### YOUR TASK
Identify the lines that contain the string "this", then copy each of them.

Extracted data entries
##########

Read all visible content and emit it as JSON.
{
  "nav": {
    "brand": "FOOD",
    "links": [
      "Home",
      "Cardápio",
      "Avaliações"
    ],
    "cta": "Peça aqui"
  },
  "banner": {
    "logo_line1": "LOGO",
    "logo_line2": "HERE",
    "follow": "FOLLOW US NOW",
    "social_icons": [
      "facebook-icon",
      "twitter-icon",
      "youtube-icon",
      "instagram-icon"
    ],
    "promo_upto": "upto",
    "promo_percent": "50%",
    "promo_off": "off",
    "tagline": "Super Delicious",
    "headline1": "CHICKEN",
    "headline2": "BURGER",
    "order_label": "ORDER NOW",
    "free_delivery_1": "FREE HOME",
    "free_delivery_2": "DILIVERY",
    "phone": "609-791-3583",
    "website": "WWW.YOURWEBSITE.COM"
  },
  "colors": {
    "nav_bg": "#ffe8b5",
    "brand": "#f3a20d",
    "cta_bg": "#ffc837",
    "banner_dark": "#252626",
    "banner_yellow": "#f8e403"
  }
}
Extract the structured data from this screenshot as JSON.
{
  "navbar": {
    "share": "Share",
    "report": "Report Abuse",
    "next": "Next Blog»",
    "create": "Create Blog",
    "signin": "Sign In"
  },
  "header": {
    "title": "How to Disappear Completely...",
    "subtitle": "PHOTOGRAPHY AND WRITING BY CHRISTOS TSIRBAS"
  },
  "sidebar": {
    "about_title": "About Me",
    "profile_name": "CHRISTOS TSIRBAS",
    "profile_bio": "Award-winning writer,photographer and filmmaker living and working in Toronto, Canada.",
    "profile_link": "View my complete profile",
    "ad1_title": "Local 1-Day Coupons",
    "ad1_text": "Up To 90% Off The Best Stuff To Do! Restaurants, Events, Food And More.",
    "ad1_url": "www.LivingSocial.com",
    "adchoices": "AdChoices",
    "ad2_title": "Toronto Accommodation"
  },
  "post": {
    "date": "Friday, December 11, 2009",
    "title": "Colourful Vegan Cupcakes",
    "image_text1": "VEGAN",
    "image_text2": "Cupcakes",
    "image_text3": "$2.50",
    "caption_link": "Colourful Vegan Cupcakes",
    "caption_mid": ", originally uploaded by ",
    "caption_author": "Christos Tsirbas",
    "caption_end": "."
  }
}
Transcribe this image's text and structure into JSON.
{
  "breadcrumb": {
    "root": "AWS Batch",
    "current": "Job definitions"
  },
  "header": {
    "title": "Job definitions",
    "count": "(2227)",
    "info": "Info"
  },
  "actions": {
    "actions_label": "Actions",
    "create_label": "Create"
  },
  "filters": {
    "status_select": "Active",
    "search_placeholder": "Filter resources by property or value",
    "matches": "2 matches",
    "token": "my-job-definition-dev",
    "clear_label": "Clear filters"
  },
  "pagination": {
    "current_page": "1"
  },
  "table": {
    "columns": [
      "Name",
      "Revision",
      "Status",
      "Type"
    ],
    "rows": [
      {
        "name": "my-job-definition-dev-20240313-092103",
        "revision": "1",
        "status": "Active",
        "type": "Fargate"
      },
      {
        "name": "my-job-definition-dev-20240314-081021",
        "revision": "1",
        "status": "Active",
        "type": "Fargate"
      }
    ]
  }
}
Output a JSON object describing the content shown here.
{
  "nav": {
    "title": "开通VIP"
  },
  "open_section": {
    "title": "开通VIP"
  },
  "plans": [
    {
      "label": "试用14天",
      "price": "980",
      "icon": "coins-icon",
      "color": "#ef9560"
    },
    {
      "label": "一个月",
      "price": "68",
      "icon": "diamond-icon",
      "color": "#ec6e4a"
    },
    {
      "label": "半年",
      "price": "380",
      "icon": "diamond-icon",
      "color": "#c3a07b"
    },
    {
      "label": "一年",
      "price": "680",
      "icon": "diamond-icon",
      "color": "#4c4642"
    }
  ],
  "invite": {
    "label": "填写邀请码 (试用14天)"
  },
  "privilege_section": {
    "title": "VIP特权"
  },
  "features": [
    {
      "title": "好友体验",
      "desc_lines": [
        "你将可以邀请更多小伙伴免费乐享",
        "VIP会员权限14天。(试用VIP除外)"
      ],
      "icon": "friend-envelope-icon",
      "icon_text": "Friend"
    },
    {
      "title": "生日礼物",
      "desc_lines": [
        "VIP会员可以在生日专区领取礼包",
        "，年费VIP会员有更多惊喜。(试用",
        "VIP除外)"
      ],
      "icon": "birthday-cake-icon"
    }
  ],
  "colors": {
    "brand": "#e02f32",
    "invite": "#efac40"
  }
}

##########

### EXERCISE RESULT
Extract the structured data from this screenshot as JSON.
Transcribe this image's text and structure into JSON.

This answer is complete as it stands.